- _Aim of the exercise_:
Identify every line containing the word "фигуры" and reproduce each one.

━━━━

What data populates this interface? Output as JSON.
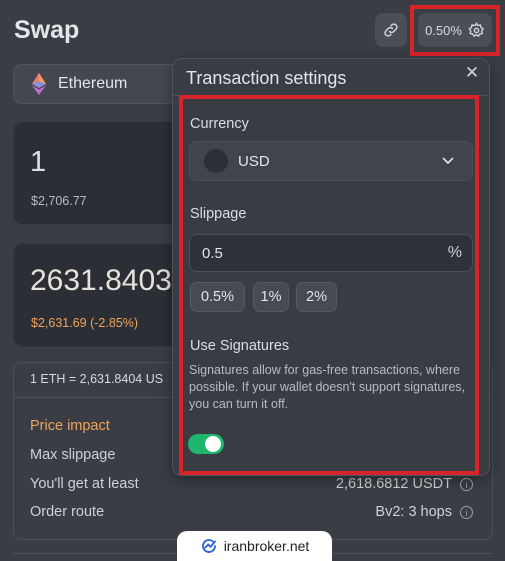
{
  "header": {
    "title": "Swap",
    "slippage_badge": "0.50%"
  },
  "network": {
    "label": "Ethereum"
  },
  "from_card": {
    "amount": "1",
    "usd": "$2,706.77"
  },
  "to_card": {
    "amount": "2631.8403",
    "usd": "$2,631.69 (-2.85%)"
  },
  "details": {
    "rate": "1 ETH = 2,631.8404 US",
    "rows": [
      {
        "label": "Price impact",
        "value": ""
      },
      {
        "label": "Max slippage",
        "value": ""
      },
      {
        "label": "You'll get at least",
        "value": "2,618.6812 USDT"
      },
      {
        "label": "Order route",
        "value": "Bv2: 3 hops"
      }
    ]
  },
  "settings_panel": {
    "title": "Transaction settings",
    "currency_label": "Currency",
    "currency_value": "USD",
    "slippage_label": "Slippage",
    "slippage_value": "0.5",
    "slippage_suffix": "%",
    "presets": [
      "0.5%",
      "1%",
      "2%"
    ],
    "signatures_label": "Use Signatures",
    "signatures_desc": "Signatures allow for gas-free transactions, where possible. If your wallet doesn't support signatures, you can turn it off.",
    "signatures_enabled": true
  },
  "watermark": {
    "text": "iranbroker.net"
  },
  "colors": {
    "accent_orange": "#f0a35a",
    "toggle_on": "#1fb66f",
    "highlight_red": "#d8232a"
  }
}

━━━━

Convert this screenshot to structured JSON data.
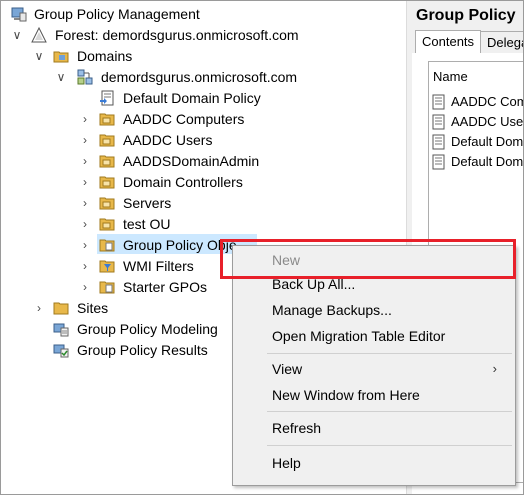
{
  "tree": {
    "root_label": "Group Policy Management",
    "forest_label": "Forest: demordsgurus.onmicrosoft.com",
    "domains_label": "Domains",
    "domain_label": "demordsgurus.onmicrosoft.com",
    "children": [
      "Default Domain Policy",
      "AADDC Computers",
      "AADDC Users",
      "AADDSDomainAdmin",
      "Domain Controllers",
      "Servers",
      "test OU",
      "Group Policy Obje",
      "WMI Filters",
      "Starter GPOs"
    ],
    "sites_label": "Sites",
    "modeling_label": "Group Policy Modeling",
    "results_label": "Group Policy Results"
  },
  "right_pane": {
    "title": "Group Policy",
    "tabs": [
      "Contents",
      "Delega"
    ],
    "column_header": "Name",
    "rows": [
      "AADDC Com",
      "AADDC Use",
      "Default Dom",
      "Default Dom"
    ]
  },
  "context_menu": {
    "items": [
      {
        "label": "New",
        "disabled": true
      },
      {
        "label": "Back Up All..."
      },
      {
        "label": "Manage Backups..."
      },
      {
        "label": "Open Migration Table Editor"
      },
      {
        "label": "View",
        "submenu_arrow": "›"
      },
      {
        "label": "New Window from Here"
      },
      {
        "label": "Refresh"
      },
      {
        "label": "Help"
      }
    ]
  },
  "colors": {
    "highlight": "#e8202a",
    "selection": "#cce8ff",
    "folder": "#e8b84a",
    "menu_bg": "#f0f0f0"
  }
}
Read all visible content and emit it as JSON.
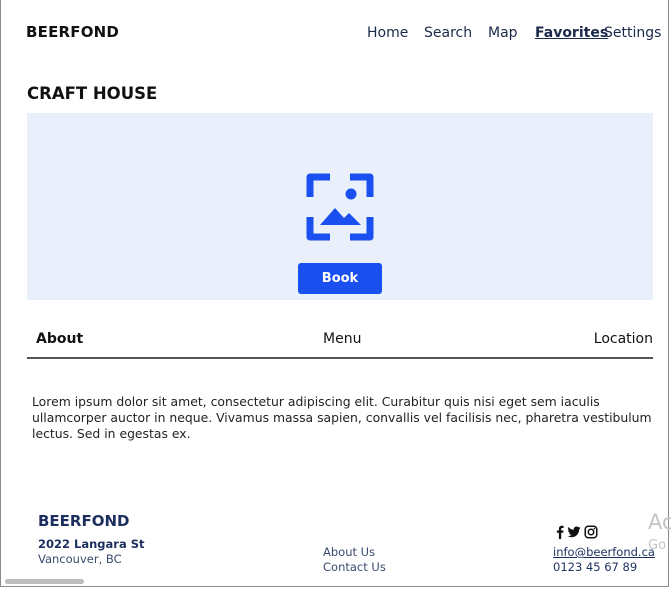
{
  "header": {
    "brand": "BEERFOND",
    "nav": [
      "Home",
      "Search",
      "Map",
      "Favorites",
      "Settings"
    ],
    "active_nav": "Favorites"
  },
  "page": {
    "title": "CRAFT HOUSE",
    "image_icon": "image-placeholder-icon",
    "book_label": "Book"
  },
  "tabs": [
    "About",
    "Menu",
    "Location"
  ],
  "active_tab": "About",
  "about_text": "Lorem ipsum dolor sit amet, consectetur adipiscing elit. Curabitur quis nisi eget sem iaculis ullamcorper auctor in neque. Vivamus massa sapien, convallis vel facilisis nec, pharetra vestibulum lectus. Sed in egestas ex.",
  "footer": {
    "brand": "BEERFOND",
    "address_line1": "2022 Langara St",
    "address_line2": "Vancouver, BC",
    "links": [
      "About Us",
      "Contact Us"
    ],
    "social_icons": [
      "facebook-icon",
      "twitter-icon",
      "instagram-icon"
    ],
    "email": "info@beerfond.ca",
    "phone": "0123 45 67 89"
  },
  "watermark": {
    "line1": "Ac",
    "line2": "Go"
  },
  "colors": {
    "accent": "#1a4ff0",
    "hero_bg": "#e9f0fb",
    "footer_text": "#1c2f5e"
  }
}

━━━━

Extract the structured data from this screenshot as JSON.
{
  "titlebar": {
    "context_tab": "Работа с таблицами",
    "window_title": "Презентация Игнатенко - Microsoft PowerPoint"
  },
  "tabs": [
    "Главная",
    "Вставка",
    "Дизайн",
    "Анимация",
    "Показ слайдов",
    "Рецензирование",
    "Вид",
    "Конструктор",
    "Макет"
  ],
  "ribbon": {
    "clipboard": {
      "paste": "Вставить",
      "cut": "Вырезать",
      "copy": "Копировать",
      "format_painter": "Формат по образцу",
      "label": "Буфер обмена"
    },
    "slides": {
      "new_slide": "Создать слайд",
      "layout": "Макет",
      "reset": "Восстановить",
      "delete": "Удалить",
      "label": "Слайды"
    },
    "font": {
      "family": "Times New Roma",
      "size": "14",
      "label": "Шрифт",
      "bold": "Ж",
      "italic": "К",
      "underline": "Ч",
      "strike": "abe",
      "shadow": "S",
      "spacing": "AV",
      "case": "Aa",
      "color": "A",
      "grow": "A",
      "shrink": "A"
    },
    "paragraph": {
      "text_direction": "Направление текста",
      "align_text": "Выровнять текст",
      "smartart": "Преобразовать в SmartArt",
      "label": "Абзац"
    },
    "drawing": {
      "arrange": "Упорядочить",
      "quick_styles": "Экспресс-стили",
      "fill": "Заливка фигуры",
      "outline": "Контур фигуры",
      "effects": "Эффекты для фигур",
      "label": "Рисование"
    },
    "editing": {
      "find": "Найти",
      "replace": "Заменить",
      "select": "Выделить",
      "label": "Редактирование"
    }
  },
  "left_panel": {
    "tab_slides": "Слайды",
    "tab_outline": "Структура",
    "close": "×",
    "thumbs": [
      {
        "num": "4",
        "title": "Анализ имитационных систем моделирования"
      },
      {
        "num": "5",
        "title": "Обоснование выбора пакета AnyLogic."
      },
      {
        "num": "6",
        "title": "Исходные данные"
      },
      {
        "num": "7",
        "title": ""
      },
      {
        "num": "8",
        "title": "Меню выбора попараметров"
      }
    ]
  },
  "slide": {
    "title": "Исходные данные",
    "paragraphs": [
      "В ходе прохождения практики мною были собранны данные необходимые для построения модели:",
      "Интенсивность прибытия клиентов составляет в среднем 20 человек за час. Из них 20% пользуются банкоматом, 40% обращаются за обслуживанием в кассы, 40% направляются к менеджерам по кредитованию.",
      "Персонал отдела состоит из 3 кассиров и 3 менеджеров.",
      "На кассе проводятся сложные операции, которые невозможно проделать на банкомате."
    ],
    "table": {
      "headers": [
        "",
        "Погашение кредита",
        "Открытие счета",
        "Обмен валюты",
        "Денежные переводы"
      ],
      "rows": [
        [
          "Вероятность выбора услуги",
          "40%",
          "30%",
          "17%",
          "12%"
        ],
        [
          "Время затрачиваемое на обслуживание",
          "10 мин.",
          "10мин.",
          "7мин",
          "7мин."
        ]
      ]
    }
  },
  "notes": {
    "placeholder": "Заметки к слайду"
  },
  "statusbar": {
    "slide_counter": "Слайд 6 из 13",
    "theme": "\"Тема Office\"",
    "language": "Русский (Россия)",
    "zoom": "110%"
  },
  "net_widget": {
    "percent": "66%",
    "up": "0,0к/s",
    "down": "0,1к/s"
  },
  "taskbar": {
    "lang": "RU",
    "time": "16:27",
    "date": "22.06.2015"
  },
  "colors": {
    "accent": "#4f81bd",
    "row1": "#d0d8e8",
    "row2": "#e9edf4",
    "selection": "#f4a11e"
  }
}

━━━━

- _Result of the task_:
      "fill": "Заливка фигуры",
      "outline": "Контур фигуры",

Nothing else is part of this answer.